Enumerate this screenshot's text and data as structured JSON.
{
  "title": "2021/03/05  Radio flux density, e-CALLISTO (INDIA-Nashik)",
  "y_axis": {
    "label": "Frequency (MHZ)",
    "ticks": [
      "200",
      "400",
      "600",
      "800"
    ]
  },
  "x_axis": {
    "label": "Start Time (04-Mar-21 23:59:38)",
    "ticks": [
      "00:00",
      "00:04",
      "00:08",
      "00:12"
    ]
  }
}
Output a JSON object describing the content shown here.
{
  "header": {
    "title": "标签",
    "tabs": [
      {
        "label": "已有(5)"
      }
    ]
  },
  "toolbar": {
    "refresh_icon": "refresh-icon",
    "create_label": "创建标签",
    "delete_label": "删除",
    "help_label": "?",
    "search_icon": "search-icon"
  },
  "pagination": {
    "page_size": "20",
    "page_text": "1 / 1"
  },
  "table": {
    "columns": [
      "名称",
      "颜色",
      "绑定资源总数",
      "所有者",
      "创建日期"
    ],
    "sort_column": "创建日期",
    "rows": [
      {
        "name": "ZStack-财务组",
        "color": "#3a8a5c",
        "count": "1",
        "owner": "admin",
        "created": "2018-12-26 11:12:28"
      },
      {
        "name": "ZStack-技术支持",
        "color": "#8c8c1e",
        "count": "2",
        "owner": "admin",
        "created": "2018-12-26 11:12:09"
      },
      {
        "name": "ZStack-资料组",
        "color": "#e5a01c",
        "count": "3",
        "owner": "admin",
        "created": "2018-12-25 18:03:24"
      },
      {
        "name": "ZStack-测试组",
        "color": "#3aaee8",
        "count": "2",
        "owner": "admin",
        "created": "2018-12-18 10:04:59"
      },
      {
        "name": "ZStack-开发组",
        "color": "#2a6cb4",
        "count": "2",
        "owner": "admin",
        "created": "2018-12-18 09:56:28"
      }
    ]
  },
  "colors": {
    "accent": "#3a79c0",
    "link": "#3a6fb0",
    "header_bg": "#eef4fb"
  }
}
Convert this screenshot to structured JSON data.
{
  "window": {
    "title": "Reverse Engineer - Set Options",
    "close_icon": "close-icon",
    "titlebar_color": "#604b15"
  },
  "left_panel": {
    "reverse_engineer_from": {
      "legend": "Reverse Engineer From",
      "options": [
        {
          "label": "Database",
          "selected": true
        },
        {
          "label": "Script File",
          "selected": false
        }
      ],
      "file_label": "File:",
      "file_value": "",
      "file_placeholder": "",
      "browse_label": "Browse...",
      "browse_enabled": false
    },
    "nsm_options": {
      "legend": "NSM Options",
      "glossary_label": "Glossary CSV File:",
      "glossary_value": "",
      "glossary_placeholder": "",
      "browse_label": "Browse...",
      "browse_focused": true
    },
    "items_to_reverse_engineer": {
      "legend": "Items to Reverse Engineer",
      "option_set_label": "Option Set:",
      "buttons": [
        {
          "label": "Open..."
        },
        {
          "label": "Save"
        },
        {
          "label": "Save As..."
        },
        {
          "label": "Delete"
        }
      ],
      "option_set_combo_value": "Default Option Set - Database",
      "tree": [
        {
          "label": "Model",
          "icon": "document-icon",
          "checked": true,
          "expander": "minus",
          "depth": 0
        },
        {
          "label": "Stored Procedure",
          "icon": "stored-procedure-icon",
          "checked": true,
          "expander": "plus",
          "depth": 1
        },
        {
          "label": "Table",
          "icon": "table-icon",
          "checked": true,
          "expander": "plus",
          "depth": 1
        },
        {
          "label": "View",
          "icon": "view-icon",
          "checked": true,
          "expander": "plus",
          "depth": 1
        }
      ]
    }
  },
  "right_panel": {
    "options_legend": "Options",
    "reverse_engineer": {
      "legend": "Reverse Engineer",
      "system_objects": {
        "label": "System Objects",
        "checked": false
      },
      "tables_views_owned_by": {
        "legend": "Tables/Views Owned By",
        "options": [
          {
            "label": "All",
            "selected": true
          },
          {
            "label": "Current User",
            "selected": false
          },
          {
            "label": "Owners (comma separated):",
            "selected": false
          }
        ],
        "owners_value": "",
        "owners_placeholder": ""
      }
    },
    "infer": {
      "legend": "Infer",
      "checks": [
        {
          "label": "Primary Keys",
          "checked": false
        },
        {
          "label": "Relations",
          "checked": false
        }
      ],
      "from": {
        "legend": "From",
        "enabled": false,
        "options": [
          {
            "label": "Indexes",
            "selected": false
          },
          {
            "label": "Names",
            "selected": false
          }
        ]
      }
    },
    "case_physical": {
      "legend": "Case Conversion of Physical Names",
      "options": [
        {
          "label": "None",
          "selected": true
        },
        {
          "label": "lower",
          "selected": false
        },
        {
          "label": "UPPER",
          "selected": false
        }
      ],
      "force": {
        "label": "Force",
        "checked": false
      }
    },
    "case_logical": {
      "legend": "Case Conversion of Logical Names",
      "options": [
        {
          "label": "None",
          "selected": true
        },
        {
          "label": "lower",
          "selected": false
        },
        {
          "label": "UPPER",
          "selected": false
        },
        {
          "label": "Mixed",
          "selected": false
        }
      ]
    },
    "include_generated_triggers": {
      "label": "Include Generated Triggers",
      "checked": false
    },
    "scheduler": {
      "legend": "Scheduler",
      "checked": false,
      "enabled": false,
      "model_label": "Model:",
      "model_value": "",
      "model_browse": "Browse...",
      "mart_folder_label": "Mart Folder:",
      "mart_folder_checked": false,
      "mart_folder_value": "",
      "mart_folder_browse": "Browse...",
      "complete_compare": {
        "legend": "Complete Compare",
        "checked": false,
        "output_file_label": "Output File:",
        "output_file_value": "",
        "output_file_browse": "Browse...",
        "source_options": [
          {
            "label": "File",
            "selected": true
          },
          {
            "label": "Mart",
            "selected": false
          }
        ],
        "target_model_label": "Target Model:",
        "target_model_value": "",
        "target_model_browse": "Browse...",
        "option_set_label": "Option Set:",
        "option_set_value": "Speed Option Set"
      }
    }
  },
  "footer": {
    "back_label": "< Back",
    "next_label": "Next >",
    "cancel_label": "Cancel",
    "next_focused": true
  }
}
■ ■ ■
Your goal: Transcribe the whole listing exactly.

The solution:
Enumerate this screenshot's text and data as structured JSON.
{
  "title": "2021/03/05  Radio flux density, e-CALLISTO (INDIA-Nashik)",
  "y_axis": {
    "label": "Frequency (MHZ)",
    "ticks": [
      "200",
      "400",
      "600",
      "800"
    ]
  },
  "x_axis": {
    "label": "Start Time (04-Mar-21 23:59:38)",
    "ticks": [
      "00:00",
      "00:04",
      "00:08",
      "00:12"
    ]
  }
}
Output a JSON object describing the content shown here.
{
  "header": {
    "title": "标签",
    "tabs": [
      {
        "label": "已有(5)"
      }
    ]
  },
  "toolbar": {
    "refresh_icon": "refresh-icon",
    "create_label": "创建标签",
    "delete_label": "删除",
    "help_label": "?",
    "search_icon": "search-icon"
  },
  "pagination": {
    "page_size": "20",
    "page_text": "1 / 1"
  },
  "table": {
    "columns": [
      "名称",
      "颜色",
      "绑定资源总数",
      "所有者",
      "创建日期"
    ],
    "sort_column": "创建日期",
    "rows": [
      {
        "name": "ZStack-财务组",
        "color": "#3a8a5c",
        "count": "1",
        "owner": "admin",
        "created": "2018-12-26 11:12:28"
      },
      {
        "name": "ZStack-技术支持",
        "color": "#8c8c1e",
        "count": "2",
        "owner": "admin",
        "created": "2018-12-26 11:12:09"
      },
      {
        "name": "ZStack-资料组",
        "color": "#e5a01c",
        "count": "3",
        "owner": "admin",
        "created": "2018-12-25 18:03:24"
      },
      {
        "name": "ZStack-测试组",
        "color": "#3aaee8",
        "count": "2",
        "owner": "admin",
        "created": "2018-12-18 10:04:59"
      },
      {
        "name": "ZStack-开发组",
        "color": "#2a6cb4",
        "count": "2",
        "owner": "admin",
        "created": "2018-12-18 09:56:28"
      }
    ]
  },
  "colors": {
    "accent": "#3a79c0",
    "link": "#3a6fb0",
    "header_bg": "#eef4fb"
  }
}
Convert this screenshot to structured JSON data.
{
  "window": {
    "title": "Reverse Engineer - Set Options",
    "close_icon": "close-icon",
    "titlebar_color": "#604b15"
  },
  "left_panel": {
    "reverse_engineer_from": {
      "legend": "Reverse Engineer From",
      "options": [
        {
          "label": "Database",
          "selected": true
        },
        {
          "label": "Script File",
          "selected": false
        }
      ],
      "file_label": "File:",
      "file_value": "",
      "file_placeholder": "",
      "browse_label": "Browse...",
      "browse_enabled": false
    },
    "nsm_options": {
      "legend": "NSM Options",
      "glossary_label": "Glossary CSV File:",
      "glossary_value": "",
      "glossary_placeholder": "",
      "browse_label": "Browse...",
      "browse_focused": true
    },
    "items_to_reverse_engineer": {
      "legend": "Items to Reverse Engineer",
      "option_set_label": "Option Set:",
      "buttons": [
        {
          "label": "Open..."
        },
        {
          "label": "Save"
        },
        {
          "label": "Save As..."
        },
        {
          "label": "Delete"
        }
      ],
      "option_set_combo_value": "Default Option Set - Database",
      "tree": [
        {
          "label": "Model",
          "icon": "document-icon",
          "checked": true,
          "expander": "minus",
          "depth": 0
        },
        {
          "label": "Stored Procedure",
          "icon": "stored-procedure-icon",
          "checked": true,
          "expander": "plus",
          "depth": 1
        },
        {
          "label": "Table",
          "icon": "table-icon",
          "checked": true,
          "expander": "plus",
          "depth": 1
        },
        {
          "label": "View",
          "icon": "view-icon",
          "checked": true,
          "expander": "plus",
          "depth": 1
        }
      ]
    }
  },
  "right_panel": {
    "options_legend": "Options",
    "reverse_engineer": {
      "legend": "Reverse Engineer",
      "system_objects": {
        "label": "System Objects",
        "checked": false
      },
      "tables_views_owned_by": {
        "legend": "Tables/Views Owned By",
        "options": [
          {
            "label": "All",
            "selected": true
          },
          {
            "label": "Current User",
            "selected": false
          },
          {
            "label": "Owners (comma separated):",
            "selected": false
          }
        ],
        "owners_value": "",
        "owners_placeholder": ""
      }
    },
    "infer": {
      "legend": "Infer",
      "checks": [
        {
          "label": "Primary Keys",
          "checked": false
        },
        {
          "label": "Relations",
          "checked": false
        }
      ],
      "from": {
        "legend": "From",
        "enabled": false,
        "options": [
          {
            "label": "Indexes",
            "selected": false
          },
          {
            "label": "Names",
            "selected": false
          }
        ]
      }
    },
    "case_physical": {
      "legend": "Case Conversion of Physical Names",
      "options": [
        {
          "label": "None",
          "selected": true
        },
        {
          "label": "lower",
          "selected": false
        },
        {
          "label": "UPPER",
          "selected": false
        }
      ],
      "force": {
        "label": "Force",
        "checked": false
      }
    },
    "case_logical": {
      "legend": "Case Conversion of Logical Names",
      "options": [
        {
          "label": "None",
          "selected": true
        },
        {
          "label": "lower",
          "selected": false
        },
        {
          "label": "UPPER",
          "selected": false
        },
        {
          "label": "Mixed",
          "selected": false
        }
      ]
    },
    "include_generated_triggers": {
      "label": "Include Generated Triggers",
      "checked": false
    },
    "scheduler": {
      "legend": "Scheduler",
      "checked": false,
      "enabled": false,
      "model_label": "Model:",
      "model_value": "",
      "model_browse": "Browse...",
      "mart_folder_label": "Mart Folder:",
      "mart_folder_checked": false,
      "mart_folder_value": "",
      "mart_folder_browse": "Browse...",
      "complete_compare": {
        "legend": "Complete Compare",
        "checked": false,
        "output_file_label": "Output File:",
        "output_file_value": "",
        "output_file_browse": "Browse...",
        "source_options": [
          {
            "label": "File",
            "selected": true
          },
          {
            "label": "Mart",
            "selected": false
          }
        ],
        "target_model_label": "Target Model:",
        "target_model_value": "",
        "target_model_browse": "Browse...",
        "option_set_label": "Option Set:",
        "option_set_value": "Speed Option Set"
      }
    }
  },
  "footer": {
    "back_label": "< Back",
    "next_label": "Next >",
    "cancel_label": "Cancel",
    "next_focused": true
  }
}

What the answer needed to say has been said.